WORK TO BE COMPLETED:
Work out the number of lines containing "xlabel". Give that number alone.

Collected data
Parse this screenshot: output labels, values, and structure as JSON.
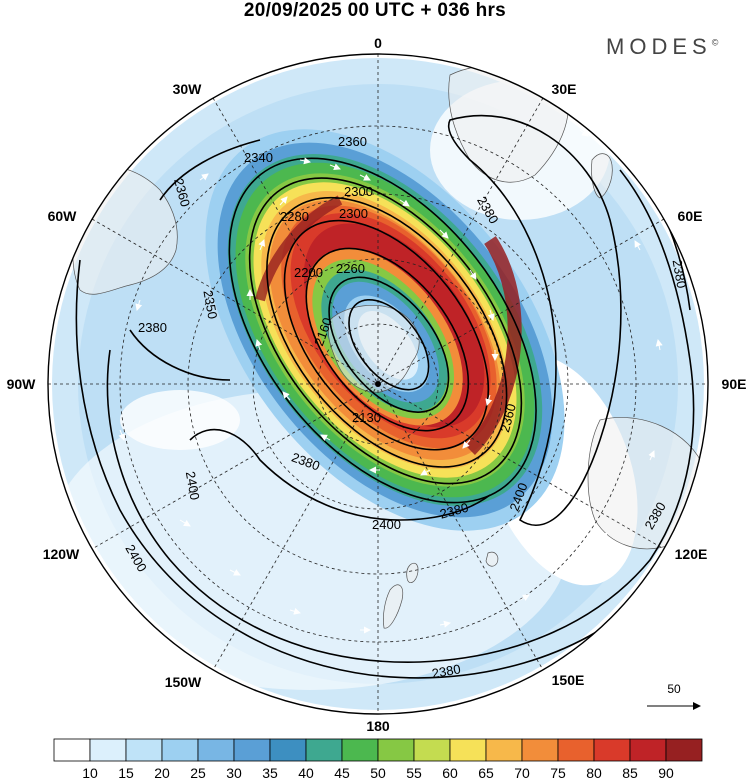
{
  "title": "20/09/2025  00 UTC  + 036 hrs",
  "brand": "MODES",
  "brand_mark": "©",
  "longitude_labels": [
    "0",
    "30E",
    "60E",
    "90E",
    "120E",
    "150E",
    "180",
    "150W",
    "120W",
    "90W",
    "60W",
    "30W"
  ],
  "contour_labels": [
    "2130",
    "2160",
    "2200",
    "2260",
    "2280",
    "2300",
    "2300",
    "2340",
    "2350",
    "2360",
    "2360",
    "2360",
    "2380",
    "2380",
    "2380",
    "2380",
    "2380",
    "2380",
    "2380",
    "2400",
    "2400",
    "2400",
    "2400"
  ],
  "vector_reference": "50",
  "colorbar": {
    "ticks": [
      "10",
      "15",
      "20",
      "25",
      "30",
      "35",
      "40",
      "45",
      "50",
      "55",
      "60",
      "65",
      "70",
      "75",
      "80",
      "85",
      "90"
    ],
    "colors": [
      "#ffffff",
      "#dcf0fc",
      "#bfe3f8",
      "#9dd0f1",
      "#78b6e4",
      "#5a9fd6",
      "#3d8fc1",
      "#3ea890",
      "#4cb84f",
      "#86c844",
      "#c4dc50",
      "#f6e158",
      "#f7b84a",
      "#f28d3a",
      "#e8612d",
      "#d93a2a",
      "#bf2327",
      "#962021"
    ]
  }
}
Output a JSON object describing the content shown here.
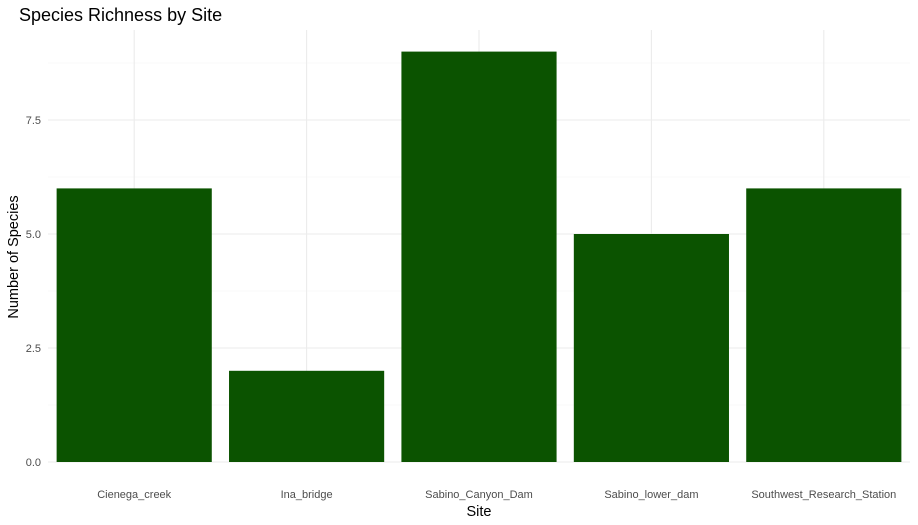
{
  "chart_data": {
    "type": "bar",
    "title": "Species Richness by Site",
    "xlabel": "Site",
    "ylabel": "Number of Species",
    "categories": [
      "Cienega_creek",
      "Ina_bridge",
      "Sabino_Canyon_Dam",
      "Sabino_lower_dam",
      "Southwest_Research_Station"
    ],
    "values": [
      6,
      2,
      9,
      5,
      6
    ],
    "yticks": [
      0,
      2.5,
      5,
      7.5
    ],
    "ytick_labels": [
      "0.0",
      "2.5",
      "5.0",
      "7.5"
    ],
    "ylim": [
      0,
      9.45
    ],
    "bar_color": "#0b5300",
    "grid": true,
    "legend": "none"
  }
}
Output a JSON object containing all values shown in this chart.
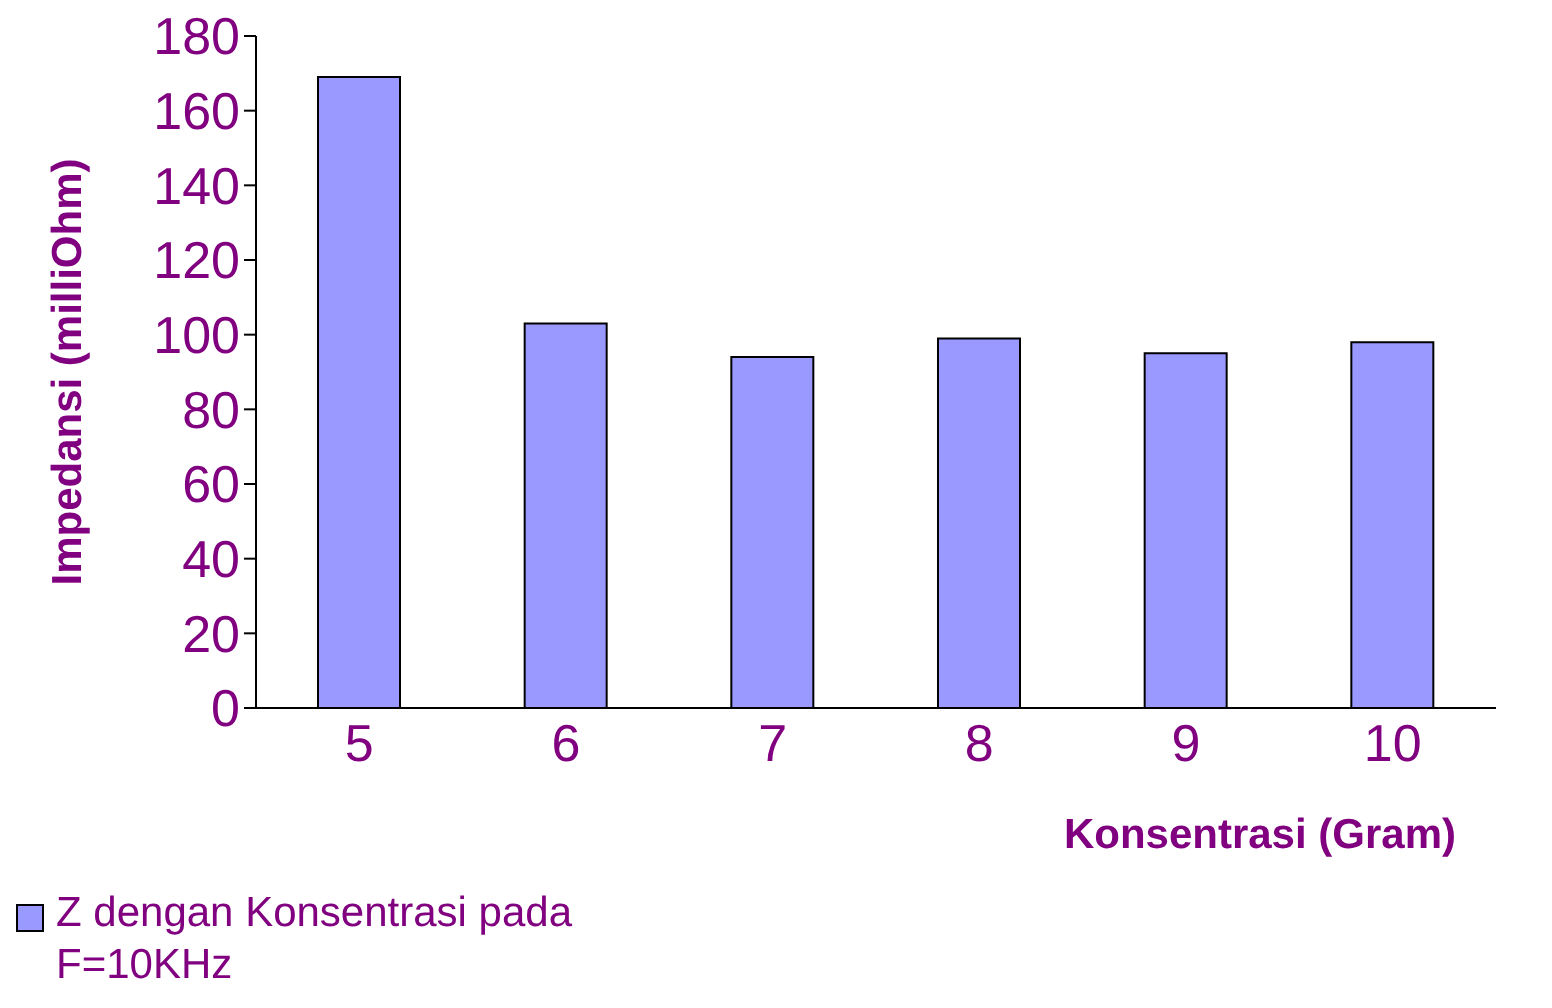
{
  "chart_data": {
    "type": "bar",
    "xlabel": "Konsentrasi (Gram)",
    "ylabel": "Impedansi (milliOhm)",
    "categories": [
      "5",
      "6",
      "7",
      "8",
      "9",
      "10"
    ],
    "series": [
      {
        "name": "Z dengan Konsentrasi pada F=10KHz",
        "color": "#9999ff",
        "values": [
          169,
          103,
          94,
          99,
          95,
          98
        ]
      }
    ],
    "ylim": [
      0,
      180
    ],
    "yticks": [
      0,
      20,
      40,
      60,
      80,
      100,
      120,
      140,
      160,
      180
    ],
    "legend": "bottom left"
  }
}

FINAL RESULT:
2